BEGIN INPUT MATERIAL

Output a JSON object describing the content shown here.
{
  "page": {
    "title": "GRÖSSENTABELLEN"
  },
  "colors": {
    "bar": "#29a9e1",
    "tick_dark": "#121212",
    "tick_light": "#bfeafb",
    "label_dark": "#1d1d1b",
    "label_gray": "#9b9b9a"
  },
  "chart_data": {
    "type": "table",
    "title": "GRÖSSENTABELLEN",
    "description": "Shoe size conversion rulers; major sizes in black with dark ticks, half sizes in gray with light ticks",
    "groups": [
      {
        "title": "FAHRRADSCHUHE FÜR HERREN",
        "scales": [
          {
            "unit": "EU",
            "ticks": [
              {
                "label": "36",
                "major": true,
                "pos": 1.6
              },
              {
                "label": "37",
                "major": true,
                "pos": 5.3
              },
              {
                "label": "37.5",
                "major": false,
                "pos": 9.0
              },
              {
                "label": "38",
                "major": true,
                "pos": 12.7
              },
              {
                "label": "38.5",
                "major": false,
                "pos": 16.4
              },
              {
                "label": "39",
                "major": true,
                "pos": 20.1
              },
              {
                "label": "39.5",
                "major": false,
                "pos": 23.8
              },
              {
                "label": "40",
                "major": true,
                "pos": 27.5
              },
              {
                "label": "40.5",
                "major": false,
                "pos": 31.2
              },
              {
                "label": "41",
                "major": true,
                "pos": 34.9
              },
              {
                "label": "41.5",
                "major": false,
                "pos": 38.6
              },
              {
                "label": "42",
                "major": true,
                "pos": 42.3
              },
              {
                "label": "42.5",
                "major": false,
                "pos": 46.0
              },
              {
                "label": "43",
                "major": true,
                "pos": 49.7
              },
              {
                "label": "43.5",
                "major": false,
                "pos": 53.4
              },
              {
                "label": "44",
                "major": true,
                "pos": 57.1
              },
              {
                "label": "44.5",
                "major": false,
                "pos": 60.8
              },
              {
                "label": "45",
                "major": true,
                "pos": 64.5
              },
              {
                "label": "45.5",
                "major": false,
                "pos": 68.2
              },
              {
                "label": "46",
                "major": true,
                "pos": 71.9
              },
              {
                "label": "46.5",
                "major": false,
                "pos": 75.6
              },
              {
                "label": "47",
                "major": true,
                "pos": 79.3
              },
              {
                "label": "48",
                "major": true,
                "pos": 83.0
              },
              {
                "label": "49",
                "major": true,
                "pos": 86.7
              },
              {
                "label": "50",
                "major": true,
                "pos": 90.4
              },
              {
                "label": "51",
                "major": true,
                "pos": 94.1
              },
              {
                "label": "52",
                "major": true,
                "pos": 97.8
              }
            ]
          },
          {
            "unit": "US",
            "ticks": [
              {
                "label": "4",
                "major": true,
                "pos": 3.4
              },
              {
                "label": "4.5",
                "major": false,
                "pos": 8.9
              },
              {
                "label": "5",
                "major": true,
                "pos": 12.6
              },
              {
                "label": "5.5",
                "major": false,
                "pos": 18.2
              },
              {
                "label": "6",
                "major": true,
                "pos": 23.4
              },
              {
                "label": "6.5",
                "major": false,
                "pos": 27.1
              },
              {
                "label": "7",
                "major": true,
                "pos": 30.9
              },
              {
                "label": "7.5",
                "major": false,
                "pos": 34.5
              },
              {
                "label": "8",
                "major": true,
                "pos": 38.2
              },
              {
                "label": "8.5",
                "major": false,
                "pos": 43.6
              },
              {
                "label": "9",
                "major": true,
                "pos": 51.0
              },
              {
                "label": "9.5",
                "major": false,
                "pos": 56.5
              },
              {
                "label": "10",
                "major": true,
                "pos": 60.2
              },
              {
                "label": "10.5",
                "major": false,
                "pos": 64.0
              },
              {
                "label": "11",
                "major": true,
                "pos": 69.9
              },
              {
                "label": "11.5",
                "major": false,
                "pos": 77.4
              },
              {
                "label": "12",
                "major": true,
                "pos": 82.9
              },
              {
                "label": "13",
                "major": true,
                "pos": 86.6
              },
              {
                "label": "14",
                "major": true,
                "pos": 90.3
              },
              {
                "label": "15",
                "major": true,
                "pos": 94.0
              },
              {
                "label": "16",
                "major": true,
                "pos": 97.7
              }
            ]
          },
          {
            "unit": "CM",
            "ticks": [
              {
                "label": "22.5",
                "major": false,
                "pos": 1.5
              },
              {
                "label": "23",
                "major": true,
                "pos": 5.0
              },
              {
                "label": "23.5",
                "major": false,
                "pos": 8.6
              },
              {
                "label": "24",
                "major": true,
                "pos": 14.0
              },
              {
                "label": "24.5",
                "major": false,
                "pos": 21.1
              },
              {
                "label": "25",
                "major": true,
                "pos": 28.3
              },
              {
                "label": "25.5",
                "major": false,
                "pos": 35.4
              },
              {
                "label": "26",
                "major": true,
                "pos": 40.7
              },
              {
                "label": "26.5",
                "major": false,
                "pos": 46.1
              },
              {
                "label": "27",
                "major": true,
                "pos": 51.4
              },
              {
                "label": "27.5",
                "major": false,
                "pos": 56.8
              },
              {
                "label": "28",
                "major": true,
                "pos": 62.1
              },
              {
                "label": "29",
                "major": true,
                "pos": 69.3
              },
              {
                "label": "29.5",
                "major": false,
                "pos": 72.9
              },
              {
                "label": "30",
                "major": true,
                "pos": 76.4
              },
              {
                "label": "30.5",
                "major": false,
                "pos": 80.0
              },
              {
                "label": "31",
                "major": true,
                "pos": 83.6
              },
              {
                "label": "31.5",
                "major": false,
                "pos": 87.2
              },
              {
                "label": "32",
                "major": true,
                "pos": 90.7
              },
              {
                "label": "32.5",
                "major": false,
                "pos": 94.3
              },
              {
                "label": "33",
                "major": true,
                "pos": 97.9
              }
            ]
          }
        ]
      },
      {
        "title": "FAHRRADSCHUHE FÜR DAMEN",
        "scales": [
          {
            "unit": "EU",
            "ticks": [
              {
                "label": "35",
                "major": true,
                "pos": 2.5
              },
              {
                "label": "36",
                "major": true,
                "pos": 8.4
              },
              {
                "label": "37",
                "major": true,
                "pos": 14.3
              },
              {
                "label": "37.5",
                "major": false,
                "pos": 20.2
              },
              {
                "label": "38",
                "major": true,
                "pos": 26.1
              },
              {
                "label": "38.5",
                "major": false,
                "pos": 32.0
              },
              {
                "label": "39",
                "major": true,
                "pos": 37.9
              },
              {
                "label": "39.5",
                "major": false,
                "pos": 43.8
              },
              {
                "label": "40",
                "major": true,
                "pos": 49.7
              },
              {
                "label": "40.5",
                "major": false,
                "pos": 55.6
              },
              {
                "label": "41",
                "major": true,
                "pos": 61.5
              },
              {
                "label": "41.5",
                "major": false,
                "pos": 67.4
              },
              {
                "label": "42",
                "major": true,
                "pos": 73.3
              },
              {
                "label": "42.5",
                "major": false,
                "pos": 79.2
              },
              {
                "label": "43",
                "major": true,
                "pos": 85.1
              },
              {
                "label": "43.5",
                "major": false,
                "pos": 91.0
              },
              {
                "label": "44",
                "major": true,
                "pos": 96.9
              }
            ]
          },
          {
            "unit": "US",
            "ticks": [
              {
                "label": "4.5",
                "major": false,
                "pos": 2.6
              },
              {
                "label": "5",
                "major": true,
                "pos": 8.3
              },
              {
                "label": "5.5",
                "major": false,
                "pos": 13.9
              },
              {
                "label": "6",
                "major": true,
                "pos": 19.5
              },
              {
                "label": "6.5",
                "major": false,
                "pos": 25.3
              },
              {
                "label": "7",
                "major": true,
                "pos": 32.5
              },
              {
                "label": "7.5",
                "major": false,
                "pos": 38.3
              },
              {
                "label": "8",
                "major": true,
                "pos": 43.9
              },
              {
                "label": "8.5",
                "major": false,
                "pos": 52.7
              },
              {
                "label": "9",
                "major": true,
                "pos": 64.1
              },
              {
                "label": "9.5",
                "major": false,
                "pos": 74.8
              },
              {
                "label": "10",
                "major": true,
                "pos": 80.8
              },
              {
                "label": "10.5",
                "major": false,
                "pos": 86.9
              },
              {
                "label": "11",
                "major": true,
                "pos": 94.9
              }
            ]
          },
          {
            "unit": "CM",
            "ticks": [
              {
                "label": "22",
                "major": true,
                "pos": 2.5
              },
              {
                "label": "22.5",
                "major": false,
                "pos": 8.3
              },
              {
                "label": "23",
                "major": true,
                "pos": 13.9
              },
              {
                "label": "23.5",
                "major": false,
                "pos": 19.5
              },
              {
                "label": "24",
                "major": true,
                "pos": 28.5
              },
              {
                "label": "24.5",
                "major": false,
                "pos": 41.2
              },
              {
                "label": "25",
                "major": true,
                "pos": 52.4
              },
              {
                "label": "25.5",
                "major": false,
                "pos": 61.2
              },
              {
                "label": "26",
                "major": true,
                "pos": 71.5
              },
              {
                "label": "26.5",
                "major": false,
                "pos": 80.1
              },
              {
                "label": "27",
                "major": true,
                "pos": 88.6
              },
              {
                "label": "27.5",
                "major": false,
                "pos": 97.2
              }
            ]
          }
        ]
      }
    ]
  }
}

END INPUT MATERIAL

◆ **EXERCISE AIM**
From the listing above, copy every line that holds the string "FAHRRADSCHUHE".

◆ **RESPONSE TO THE EXERCISE**
        "title": "FAHRRADSCHUHE FÜR HERREN",
        "title": "FAHRRADSCHUHE FÜR DAMEN",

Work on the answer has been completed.